** Task goal **
Word for word, copy all the data and drop the pictures.
----------
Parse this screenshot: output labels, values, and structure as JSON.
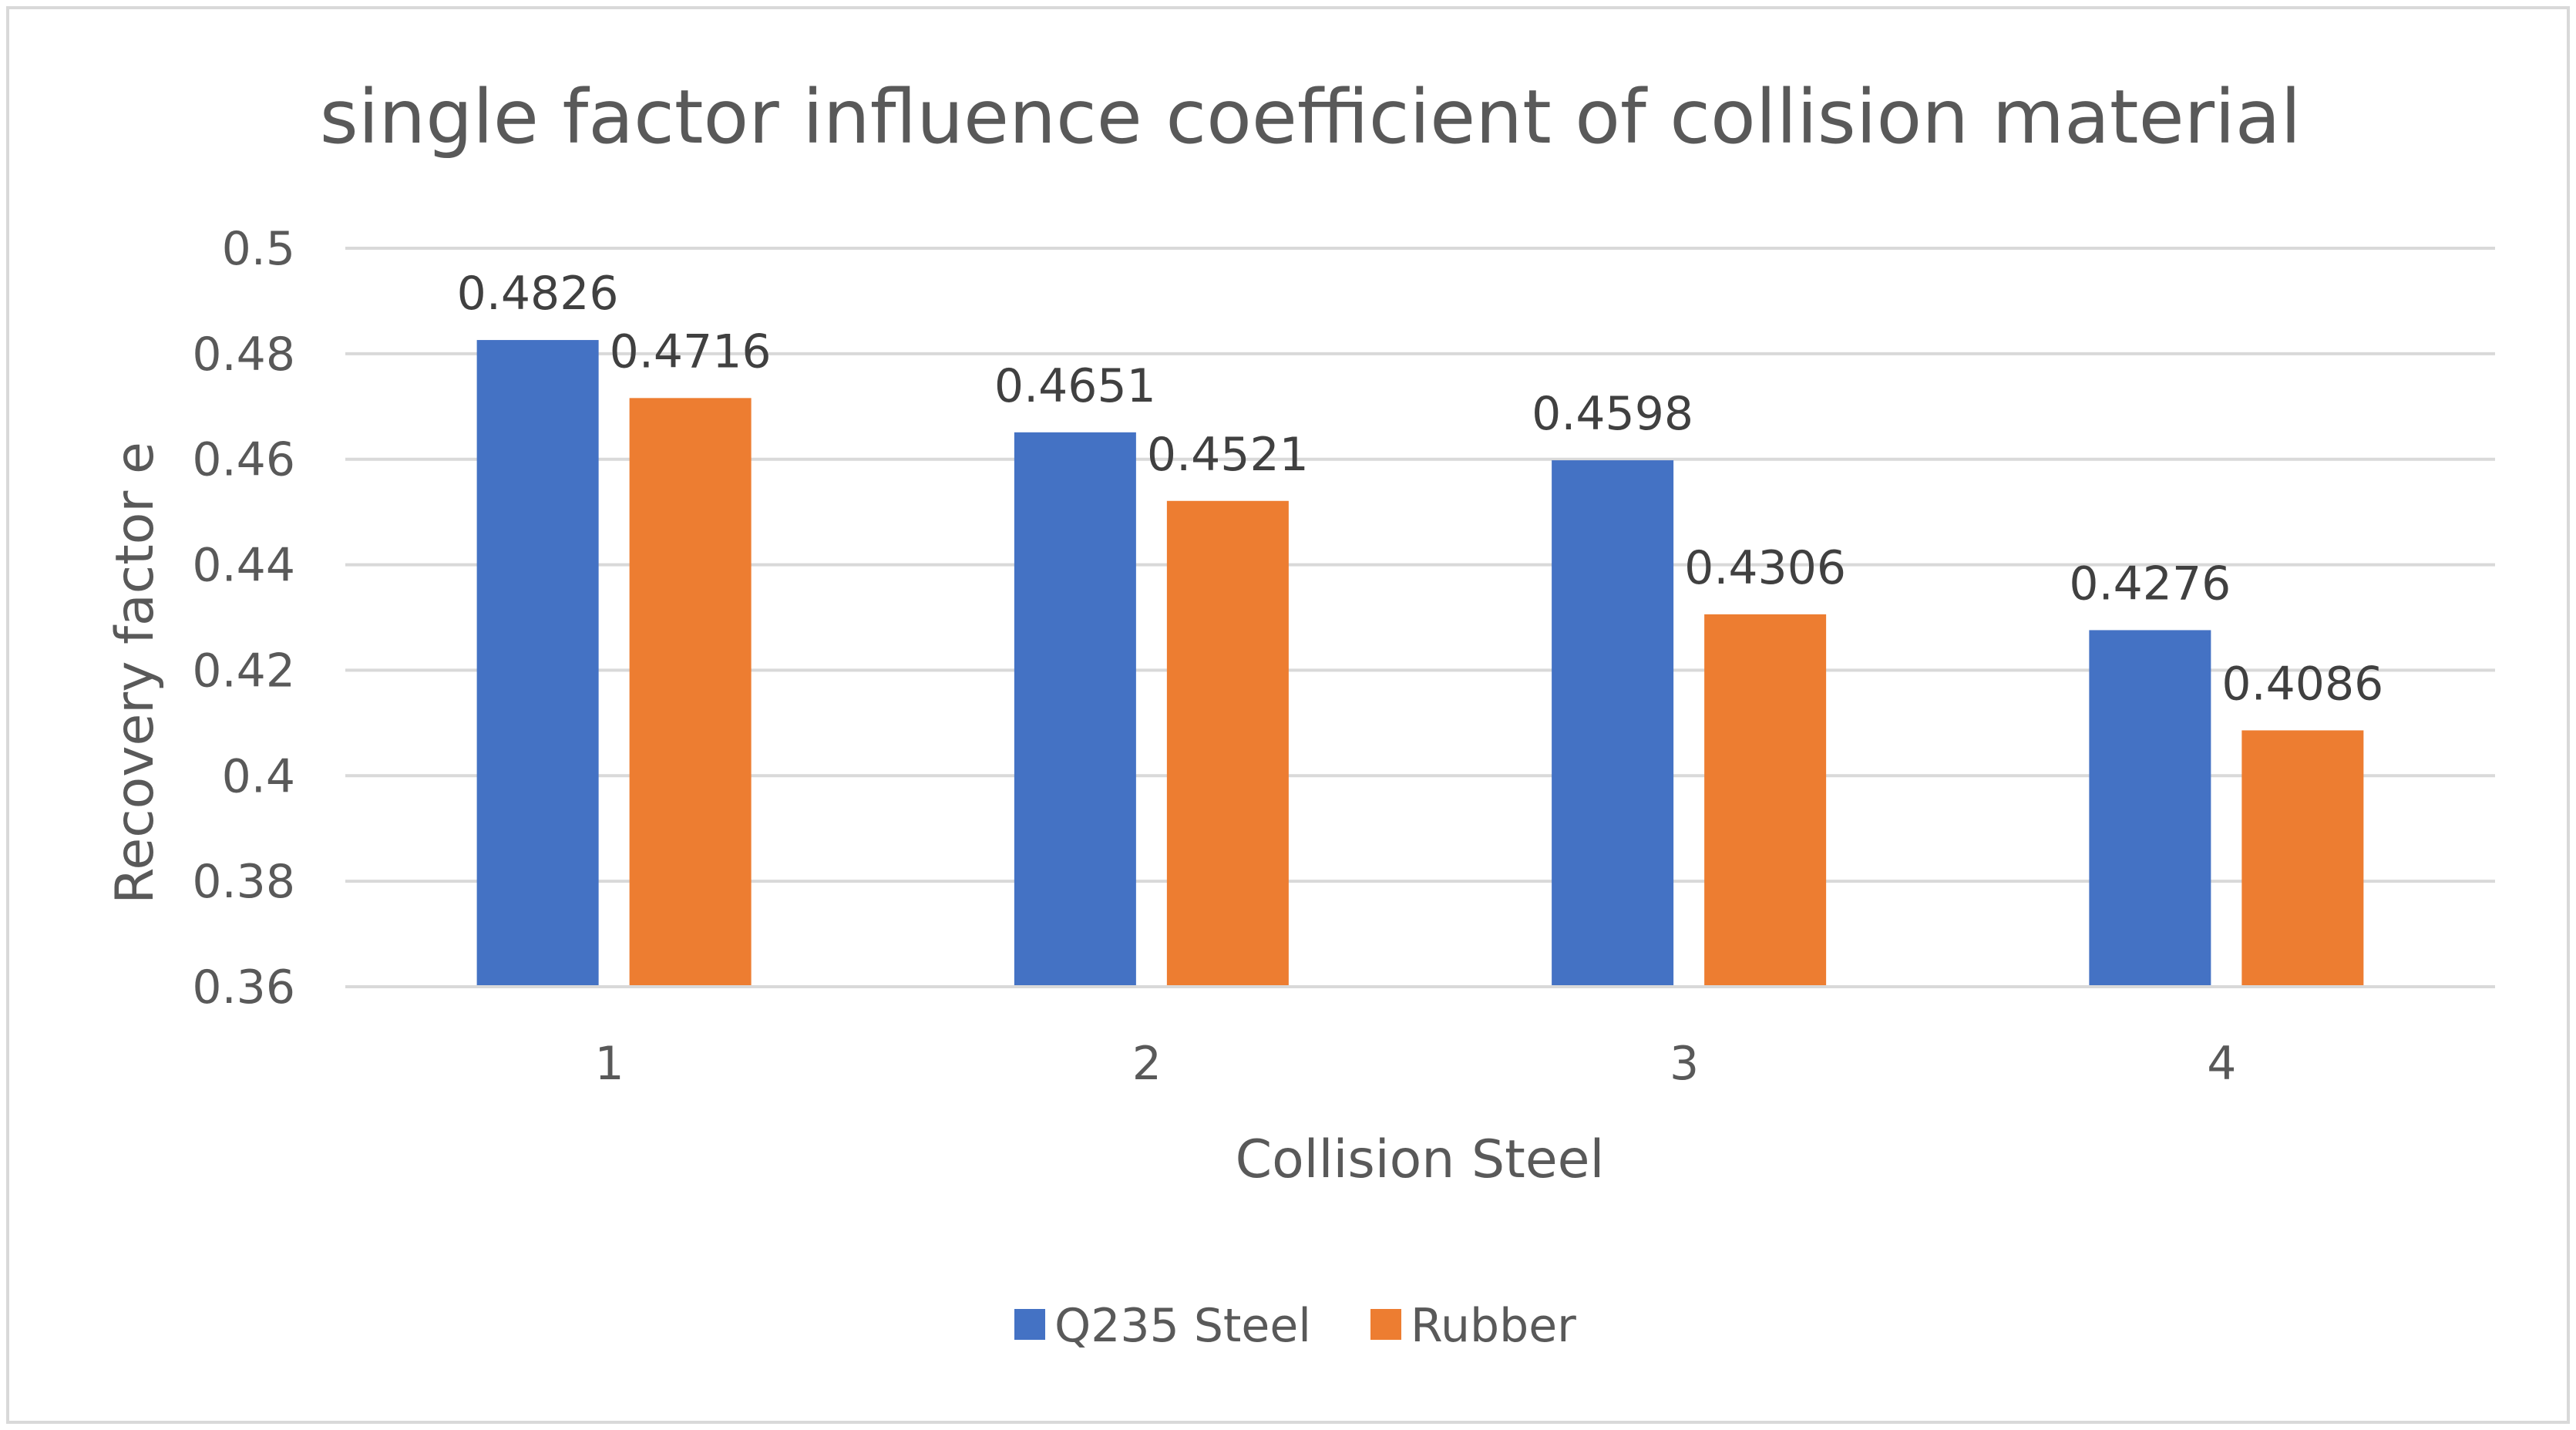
{
  "chart_data": {
    "type": "bar",
    "title": "single factor influence coefficient of collision material",
    "xlabel": "Collision Steel",
    "ylabel": "Recovery factor e",
    "categories": [
      "1",
      "2",
      "3",
      "4"
    ],
    "series": [
      {
        "name": "Q235 Steel",
        "color": "#4472C4",
        "values": [
          0.4826,
          0.4651,
          0.4598,
          0.4276
        ],
        "labels": [
          "0.4826",
          "0.4651",
          "0.4598",
          "0.4276"
        ]
      },
      {
        "name": "Rubber",
        "color": "#ED7D31",
        "values": [
          0.4716,
          0.4521,
          0.4306,
          0.4086
        ],
        "labels": [
          "0.4716",
          "0.4521",
          "0.4306",
          "0.4086"
        ]
      }
    ],
    "ylim": [
      0.36,
      0.5
    ],
    "yticks": [
      0.36,
      0.38,
      0.4,
      0.42,
      0.44,
      0.46,
      0.48,
      0.5
    ],
    "ytick_labels": [
      "0.36",
      "0.38",
      "0.4",
      "0.42",
      "0.44",
      "0.46",
      "0.48",
      "0.5"
    ],
    "grid": true,
    "legend_position": "bottom"
  }
}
----------
** Correct result **
Parse this screenshot: output labels, values, and structure as JSON.
{
  "chart_data": {
    "type": "bar",
    "title": "single factor influence coefficient of collision material",
    "xlabel": "Collision Steel",
    "ylabel": "Recovery factor e",
    "categories": [
      "1",
      "2",
      "3",
      "4"
    ],
    "series": [
      {
        "name": "Q235 Steel",
        "color": "#4472C4",
        "values": [
          0.4826,
          0.4651,
          0.4598,
          0.4276
        ],
        "labels": [
          "0.4826",
          "0.4651",
          "0.4598",
          "0.4276"
        ]
      },
      {
        "name": "Rubber",
        "color": "#ED7D31",
        "values": [
          0.4716,
          0.4521,
          0.4306,
          0.4086
        ],
        "labels": [
          "0.4716",
          "0.4521",
          "0.4306",
          "0.4086"
        ]
      }
    ],
    "ylim": [
      0.36,
      0.5
    ],
    "yticks": [
      0.36,
      0.38,
      0.4,
      0.42,
      0.44,
      0.46,
      0.48,
      0.5
    ],
    "ytick_labels": [
      "0.36",
      "0.38",
      "0.4",
      "0.42",
      "0.44",
      "0.46",
      "0.48",
      "0.5"
    ],
    "grid": true,
    "legend_position": "bottom"
  }
}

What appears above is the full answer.